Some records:
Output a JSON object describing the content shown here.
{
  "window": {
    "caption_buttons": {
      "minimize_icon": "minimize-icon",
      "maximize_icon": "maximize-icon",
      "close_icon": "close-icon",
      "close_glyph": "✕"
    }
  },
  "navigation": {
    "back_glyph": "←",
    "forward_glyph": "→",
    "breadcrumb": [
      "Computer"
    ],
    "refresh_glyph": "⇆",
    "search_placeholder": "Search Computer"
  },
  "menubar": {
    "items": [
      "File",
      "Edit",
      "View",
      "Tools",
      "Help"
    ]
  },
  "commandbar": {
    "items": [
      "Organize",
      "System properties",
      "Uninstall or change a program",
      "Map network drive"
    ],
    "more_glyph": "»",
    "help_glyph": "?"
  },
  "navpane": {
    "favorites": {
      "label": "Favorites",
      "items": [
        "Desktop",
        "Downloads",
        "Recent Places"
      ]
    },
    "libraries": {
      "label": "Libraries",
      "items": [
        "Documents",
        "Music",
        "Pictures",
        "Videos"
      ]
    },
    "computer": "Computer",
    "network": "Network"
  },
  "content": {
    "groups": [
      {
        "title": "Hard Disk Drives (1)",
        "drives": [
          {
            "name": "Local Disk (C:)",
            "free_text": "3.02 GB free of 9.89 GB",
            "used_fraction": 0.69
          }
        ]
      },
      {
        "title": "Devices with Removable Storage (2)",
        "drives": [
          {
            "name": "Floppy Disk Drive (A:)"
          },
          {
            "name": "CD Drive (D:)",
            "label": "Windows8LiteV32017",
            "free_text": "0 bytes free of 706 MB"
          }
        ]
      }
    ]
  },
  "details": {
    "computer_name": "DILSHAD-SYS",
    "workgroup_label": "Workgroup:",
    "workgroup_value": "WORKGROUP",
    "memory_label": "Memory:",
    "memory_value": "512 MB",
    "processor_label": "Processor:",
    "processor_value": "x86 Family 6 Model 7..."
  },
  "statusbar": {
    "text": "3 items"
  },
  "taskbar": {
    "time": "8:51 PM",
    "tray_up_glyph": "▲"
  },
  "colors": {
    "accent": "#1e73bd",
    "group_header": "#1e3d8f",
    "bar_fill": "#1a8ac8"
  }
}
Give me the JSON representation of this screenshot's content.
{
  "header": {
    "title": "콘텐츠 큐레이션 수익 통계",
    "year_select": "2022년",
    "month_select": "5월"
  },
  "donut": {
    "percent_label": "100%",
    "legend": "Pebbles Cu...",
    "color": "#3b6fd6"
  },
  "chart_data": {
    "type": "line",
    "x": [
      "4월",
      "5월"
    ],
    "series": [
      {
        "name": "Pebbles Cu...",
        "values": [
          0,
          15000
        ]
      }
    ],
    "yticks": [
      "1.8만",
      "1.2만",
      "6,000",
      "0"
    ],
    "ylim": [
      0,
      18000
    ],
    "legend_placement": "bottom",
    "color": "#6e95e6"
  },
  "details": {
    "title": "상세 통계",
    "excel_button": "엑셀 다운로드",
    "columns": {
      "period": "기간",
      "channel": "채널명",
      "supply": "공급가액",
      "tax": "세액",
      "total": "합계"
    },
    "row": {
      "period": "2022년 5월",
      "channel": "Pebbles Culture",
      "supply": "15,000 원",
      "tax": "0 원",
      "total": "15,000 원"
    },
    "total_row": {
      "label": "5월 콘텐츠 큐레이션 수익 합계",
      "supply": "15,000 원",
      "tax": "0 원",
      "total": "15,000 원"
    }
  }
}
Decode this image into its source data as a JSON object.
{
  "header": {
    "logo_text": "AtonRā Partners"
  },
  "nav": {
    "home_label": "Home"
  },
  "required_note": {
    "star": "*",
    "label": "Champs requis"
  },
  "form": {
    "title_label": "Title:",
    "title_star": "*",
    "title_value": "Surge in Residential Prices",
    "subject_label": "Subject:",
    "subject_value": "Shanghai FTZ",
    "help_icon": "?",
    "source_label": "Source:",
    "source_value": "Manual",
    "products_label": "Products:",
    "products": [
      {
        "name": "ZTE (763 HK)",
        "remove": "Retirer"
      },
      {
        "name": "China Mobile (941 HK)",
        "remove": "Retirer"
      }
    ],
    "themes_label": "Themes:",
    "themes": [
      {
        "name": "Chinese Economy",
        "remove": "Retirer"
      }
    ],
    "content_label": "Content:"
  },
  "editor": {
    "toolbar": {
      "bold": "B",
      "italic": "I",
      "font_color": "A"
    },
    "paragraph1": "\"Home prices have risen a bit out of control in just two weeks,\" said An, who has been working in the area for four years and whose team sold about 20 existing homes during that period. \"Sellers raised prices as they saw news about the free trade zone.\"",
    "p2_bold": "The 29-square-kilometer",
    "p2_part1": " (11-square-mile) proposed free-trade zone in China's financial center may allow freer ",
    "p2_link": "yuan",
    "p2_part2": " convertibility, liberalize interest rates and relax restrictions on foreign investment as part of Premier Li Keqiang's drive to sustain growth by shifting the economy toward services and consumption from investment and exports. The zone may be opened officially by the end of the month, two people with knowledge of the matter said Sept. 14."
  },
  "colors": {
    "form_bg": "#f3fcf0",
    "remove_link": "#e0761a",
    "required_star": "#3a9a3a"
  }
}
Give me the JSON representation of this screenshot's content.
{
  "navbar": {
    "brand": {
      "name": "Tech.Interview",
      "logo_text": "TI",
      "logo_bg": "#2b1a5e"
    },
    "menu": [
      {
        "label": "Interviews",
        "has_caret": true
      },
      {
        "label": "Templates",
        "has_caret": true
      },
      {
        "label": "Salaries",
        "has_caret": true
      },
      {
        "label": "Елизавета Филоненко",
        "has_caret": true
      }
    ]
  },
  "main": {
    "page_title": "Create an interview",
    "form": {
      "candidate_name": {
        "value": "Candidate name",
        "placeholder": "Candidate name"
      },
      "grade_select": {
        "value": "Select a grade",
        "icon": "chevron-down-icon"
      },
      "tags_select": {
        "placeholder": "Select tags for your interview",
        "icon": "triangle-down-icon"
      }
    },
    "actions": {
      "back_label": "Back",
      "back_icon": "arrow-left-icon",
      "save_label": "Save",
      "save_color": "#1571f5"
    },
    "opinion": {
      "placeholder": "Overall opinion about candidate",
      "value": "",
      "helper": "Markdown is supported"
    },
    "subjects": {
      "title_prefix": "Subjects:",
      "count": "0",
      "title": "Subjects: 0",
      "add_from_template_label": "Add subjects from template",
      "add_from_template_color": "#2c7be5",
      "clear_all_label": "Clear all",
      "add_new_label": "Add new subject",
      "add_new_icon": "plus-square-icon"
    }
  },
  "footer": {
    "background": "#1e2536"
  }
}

Do this:
Reproduce each line of the entries in which the word "square" is found.

Finished exercise:
    "p2_bold": "The 29-square-kilometer",
    "p2_part1": " (11-square-mile) proposed free-trade zone in China's financial center may allow freer ",
      "add_new_icon": "plus-square-icon"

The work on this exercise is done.